What this task involves> Return all lines that include the string "values".

The data>

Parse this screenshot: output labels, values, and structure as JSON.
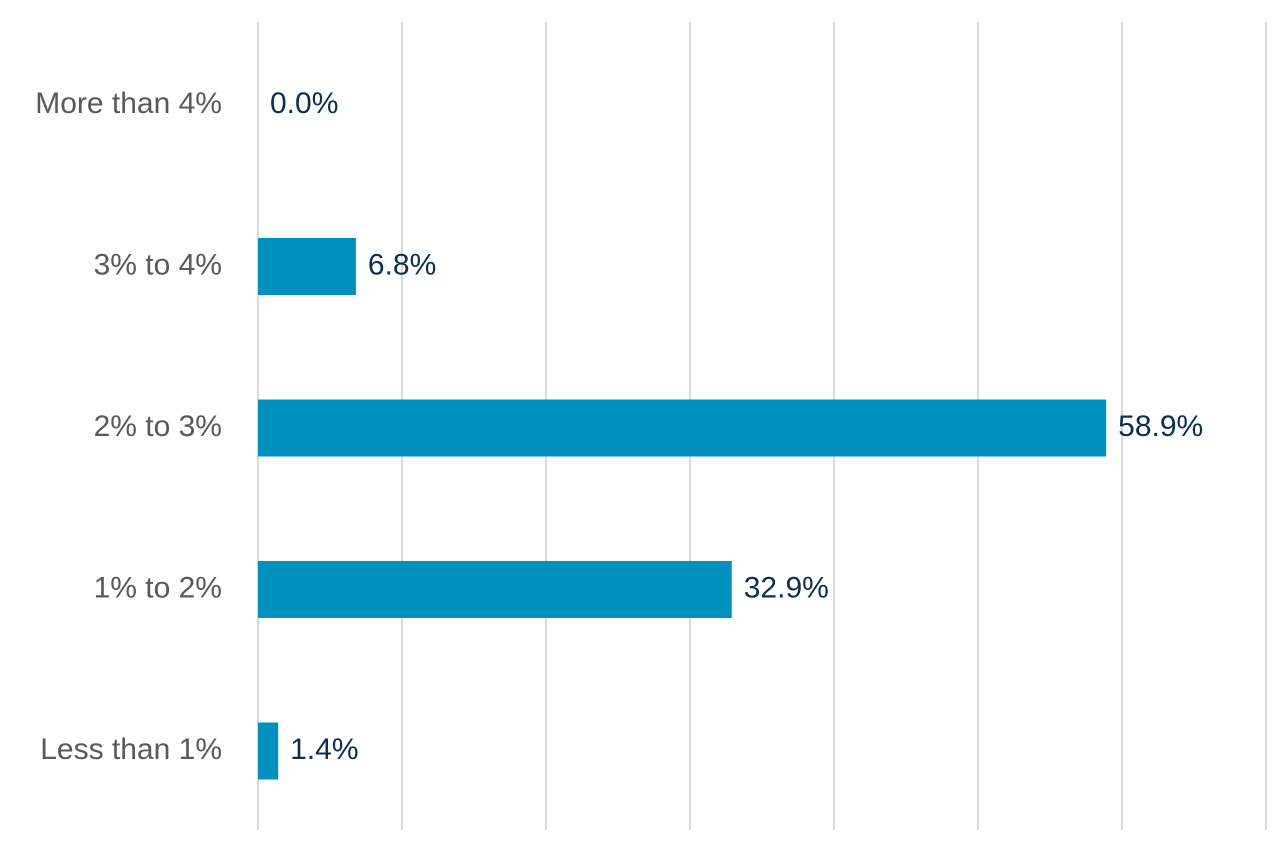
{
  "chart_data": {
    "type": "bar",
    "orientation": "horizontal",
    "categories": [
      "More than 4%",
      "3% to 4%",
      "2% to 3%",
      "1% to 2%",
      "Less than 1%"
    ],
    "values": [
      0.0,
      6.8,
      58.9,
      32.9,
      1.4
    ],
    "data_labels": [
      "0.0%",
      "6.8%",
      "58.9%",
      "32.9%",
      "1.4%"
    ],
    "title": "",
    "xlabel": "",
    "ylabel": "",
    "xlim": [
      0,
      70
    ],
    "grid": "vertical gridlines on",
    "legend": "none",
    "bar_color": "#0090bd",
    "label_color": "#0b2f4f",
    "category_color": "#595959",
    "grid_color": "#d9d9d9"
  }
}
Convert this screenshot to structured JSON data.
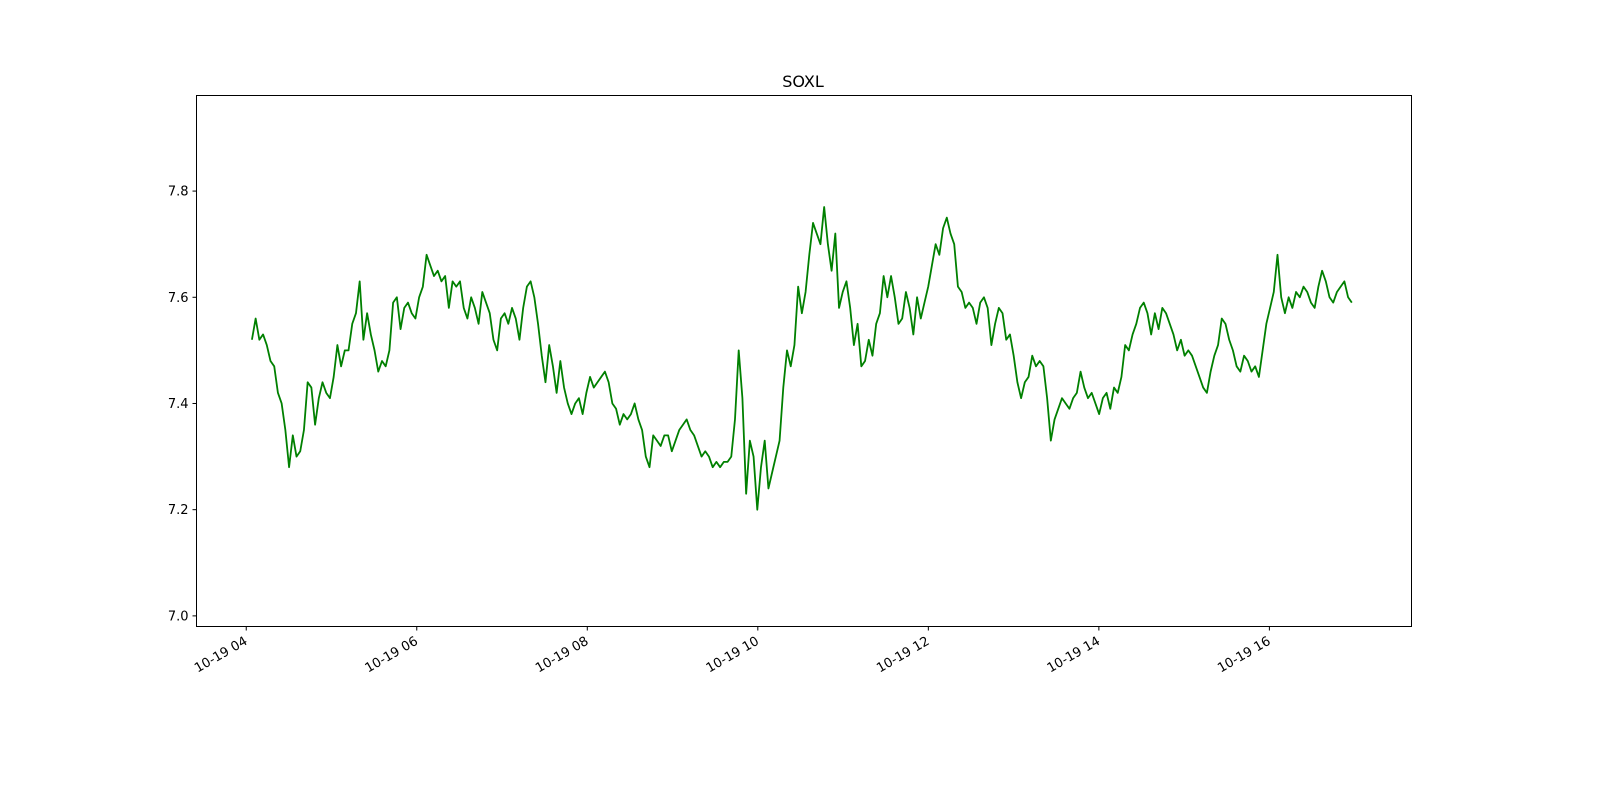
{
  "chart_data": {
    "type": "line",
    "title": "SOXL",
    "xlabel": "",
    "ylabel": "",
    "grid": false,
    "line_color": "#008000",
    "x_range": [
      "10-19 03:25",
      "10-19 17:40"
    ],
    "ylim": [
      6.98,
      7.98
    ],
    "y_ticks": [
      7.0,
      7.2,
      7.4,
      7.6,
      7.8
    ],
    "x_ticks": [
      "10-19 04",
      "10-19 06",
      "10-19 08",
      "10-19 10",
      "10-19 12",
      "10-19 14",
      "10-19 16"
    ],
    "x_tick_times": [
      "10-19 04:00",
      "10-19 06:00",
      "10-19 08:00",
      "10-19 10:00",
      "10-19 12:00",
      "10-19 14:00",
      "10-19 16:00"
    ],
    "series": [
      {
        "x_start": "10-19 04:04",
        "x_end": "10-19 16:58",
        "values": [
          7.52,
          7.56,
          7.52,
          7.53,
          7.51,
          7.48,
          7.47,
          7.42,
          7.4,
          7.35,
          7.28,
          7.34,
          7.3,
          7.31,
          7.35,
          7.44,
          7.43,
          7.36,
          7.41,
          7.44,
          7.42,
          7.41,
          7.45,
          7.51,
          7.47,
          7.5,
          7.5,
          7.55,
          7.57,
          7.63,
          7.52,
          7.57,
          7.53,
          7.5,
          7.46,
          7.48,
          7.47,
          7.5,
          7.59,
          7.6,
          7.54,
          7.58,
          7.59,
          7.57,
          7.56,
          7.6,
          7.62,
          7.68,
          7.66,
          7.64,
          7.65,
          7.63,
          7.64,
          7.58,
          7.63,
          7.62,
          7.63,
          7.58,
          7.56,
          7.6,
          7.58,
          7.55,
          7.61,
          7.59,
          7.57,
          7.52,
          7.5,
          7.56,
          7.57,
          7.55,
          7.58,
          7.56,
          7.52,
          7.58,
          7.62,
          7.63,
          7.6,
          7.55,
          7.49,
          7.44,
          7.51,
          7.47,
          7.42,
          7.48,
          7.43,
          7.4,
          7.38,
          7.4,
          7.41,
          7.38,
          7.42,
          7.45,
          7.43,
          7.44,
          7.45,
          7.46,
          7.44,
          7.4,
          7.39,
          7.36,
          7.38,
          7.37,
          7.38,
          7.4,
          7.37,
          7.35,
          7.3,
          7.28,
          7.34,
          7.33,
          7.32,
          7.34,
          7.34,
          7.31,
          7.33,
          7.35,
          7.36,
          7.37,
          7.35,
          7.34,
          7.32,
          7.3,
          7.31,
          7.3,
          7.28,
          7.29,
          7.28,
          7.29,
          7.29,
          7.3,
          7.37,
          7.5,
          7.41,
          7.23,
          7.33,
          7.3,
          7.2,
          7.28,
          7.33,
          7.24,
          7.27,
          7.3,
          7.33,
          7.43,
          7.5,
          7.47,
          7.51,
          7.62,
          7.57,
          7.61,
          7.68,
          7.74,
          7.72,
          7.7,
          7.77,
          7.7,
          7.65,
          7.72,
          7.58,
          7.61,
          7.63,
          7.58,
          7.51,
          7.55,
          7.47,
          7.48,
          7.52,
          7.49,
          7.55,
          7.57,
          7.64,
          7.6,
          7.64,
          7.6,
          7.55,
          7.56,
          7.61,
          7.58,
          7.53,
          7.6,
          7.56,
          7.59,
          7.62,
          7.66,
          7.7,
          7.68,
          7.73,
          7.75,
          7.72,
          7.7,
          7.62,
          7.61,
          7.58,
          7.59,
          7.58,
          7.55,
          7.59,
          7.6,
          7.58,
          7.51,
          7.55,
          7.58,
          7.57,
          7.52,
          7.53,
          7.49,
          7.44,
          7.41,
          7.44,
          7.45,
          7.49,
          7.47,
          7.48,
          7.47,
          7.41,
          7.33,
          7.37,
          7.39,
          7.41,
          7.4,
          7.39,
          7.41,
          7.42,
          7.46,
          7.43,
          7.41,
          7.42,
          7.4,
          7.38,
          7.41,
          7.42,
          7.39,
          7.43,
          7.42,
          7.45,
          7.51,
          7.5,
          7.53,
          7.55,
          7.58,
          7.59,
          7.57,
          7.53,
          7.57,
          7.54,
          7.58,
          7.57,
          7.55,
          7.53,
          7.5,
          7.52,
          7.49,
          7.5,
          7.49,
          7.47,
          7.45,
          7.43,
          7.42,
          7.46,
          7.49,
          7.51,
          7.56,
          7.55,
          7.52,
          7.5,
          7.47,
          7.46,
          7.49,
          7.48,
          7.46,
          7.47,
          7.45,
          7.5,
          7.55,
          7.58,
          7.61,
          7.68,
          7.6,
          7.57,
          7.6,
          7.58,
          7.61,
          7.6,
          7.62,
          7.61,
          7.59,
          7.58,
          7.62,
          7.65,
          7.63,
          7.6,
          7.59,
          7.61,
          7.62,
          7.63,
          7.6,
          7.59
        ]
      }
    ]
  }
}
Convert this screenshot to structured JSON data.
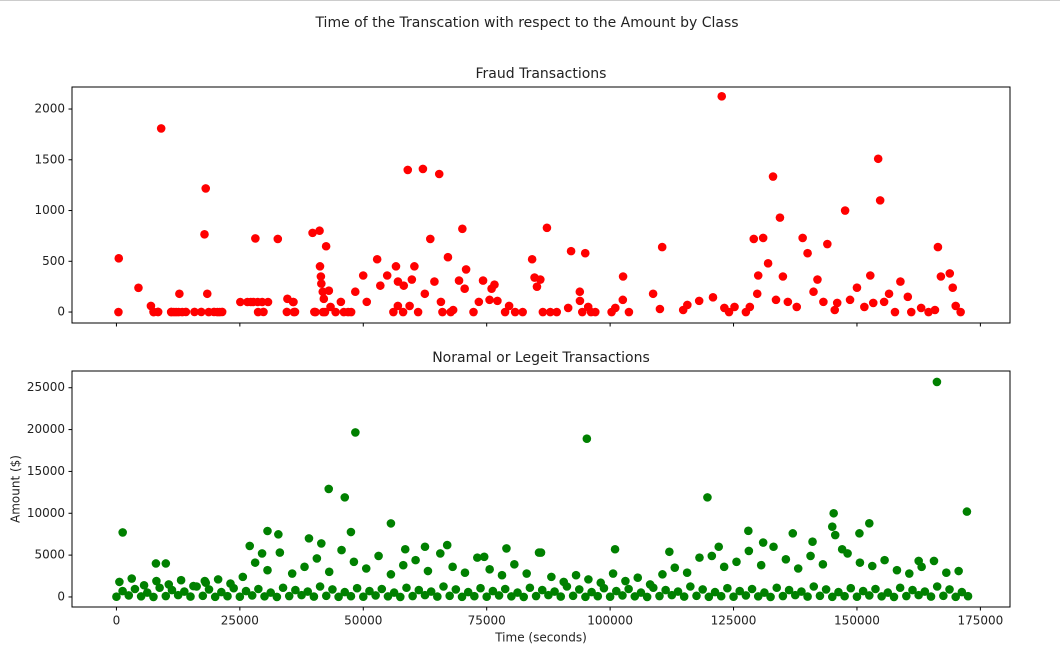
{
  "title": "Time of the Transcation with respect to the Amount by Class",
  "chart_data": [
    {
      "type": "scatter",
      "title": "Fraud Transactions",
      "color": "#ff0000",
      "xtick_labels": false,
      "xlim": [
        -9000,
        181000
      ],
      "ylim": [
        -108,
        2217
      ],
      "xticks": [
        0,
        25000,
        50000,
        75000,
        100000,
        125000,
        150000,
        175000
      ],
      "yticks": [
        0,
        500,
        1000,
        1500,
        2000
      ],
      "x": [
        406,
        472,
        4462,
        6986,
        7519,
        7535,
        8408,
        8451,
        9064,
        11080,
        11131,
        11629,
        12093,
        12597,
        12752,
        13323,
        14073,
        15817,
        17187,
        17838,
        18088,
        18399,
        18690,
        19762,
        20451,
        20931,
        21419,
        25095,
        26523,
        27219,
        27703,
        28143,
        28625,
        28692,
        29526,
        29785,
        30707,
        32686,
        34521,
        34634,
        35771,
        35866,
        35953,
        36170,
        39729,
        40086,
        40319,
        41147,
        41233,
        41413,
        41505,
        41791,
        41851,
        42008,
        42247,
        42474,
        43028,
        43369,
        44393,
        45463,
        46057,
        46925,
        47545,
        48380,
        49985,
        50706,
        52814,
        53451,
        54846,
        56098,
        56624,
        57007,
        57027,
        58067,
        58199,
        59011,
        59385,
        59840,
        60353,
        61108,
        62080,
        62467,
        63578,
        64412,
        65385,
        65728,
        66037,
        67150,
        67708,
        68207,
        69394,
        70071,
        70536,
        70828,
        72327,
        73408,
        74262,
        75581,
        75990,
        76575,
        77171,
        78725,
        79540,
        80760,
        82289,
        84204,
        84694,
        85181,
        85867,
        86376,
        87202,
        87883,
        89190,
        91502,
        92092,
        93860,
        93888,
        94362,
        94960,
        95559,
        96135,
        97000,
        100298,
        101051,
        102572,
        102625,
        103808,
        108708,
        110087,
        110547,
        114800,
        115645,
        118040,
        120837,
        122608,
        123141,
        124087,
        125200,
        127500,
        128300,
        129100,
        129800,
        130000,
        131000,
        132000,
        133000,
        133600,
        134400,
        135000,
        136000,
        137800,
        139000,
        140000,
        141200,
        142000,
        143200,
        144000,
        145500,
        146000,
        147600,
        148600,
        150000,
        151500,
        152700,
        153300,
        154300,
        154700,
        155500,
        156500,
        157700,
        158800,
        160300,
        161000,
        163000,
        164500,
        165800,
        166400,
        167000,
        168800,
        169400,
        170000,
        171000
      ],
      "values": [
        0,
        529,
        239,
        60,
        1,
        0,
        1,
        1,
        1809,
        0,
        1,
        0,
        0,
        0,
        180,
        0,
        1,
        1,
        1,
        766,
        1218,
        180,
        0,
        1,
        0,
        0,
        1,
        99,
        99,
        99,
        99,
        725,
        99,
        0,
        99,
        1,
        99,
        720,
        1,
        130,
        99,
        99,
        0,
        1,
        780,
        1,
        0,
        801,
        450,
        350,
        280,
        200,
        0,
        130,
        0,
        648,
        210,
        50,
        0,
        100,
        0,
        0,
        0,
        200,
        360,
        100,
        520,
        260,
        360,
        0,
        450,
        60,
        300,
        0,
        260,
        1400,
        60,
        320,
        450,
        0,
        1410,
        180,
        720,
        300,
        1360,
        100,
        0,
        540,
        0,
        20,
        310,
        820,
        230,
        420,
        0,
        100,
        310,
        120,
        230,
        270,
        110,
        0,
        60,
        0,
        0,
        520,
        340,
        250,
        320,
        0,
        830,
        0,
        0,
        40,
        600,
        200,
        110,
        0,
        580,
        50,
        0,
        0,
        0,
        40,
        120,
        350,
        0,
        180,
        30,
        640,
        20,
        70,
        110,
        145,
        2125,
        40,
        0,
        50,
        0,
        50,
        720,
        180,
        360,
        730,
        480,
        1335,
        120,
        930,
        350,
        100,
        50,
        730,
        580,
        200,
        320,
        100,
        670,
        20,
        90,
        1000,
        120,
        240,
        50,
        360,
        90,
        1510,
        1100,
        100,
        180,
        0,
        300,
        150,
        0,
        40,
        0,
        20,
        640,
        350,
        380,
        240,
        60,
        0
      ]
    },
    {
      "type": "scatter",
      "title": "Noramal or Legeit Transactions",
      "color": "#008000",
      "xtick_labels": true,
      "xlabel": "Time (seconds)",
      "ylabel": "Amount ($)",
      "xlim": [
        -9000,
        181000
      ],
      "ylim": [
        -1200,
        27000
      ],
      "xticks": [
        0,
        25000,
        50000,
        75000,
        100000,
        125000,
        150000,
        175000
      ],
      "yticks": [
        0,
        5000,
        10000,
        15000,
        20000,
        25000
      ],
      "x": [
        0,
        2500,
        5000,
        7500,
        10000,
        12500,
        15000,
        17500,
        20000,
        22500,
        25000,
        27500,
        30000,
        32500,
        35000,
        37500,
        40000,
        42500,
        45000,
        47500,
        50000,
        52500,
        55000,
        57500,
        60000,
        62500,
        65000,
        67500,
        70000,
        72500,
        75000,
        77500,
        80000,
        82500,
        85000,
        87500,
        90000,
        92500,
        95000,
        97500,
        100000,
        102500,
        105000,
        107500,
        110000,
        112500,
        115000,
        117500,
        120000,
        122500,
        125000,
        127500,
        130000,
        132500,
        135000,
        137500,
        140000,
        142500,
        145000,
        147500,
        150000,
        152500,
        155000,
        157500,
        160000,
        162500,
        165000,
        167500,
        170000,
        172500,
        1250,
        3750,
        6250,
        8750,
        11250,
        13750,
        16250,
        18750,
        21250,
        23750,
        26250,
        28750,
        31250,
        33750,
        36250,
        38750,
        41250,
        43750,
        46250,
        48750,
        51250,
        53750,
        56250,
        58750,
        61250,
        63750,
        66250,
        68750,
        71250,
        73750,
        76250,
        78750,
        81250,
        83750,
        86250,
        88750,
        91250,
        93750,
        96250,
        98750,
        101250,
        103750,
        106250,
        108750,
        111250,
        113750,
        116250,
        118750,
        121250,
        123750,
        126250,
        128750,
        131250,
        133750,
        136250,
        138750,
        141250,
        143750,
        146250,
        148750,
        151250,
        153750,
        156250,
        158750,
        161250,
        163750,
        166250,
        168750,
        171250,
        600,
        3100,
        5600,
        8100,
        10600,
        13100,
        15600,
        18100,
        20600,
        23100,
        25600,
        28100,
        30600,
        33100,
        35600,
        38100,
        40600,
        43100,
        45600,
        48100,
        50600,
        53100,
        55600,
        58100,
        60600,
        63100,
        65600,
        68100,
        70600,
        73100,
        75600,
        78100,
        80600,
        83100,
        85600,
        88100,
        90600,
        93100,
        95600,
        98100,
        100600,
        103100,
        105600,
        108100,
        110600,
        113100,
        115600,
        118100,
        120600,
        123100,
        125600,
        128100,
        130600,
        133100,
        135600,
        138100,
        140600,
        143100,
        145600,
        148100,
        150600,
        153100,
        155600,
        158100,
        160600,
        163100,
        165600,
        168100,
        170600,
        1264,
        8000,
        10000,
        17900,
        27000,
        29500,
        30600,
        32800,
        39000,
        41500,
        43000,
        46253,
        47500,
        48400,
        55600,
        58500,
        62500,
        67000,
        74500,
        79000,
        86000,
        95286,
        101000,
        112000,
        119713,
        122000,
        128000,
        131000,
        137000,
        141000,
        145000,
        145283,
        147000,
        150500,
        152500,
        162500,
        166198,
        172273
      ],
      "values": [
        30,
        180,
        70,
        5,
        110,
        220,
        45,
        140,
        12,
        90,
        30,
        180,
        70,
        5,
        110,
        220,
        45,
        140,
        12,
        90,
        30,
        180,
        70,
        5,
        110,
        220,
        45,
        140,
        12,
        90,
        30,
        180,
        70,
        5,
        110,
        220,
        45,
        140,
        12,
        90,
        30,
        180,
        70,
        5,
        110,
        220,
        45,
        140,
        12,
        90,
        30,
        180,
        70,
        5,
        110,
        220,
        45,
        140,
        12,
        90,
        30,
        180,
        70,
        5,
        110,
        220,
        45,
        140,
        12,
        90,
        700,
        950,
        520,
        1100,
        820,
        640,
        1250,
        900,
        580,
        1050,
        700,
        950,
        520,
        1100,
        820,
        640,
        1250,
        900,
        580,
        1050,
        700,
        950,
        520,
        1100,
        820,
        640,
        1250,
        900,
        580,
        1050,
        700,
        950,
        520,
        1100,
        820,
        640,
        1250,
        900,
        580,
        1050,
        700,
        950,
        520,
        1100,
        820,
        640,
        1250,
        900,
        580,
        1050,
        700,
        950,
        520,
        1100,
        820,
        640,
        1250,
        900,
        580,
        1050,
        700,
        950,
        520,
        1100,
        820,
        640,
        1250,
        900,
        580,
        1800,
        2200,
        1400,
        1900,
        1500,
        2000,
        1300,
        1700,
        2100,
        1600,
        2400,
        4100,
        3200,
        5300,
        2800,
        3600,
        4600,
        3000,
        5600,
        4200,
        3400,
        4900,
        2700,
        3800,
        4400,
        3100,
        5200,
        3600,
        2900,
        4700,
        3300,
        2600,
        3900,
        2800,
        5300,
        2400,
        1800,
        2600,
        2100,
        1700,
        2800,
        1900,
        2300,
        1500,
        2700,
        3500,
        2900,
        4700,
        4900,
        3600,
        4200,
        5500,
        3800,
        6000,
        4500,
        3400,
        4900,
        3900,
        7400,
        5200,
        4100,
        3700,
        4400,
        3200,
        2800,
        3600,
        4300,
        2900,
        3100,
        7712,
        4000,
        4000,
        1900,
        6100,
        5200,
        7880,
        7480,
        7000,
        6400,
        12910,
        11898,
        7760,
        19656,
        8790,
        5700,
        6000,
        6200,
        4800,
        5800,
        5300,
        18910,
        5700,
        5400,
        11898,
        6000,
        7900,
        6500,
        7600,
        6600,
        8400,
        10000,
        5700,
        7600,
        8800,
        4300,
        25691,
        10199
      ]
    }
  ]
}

Written response>
Parse this screenshot: output labels, values, and structure as JSON.
    "values": [
        "values": [
      "values": [
      "values": [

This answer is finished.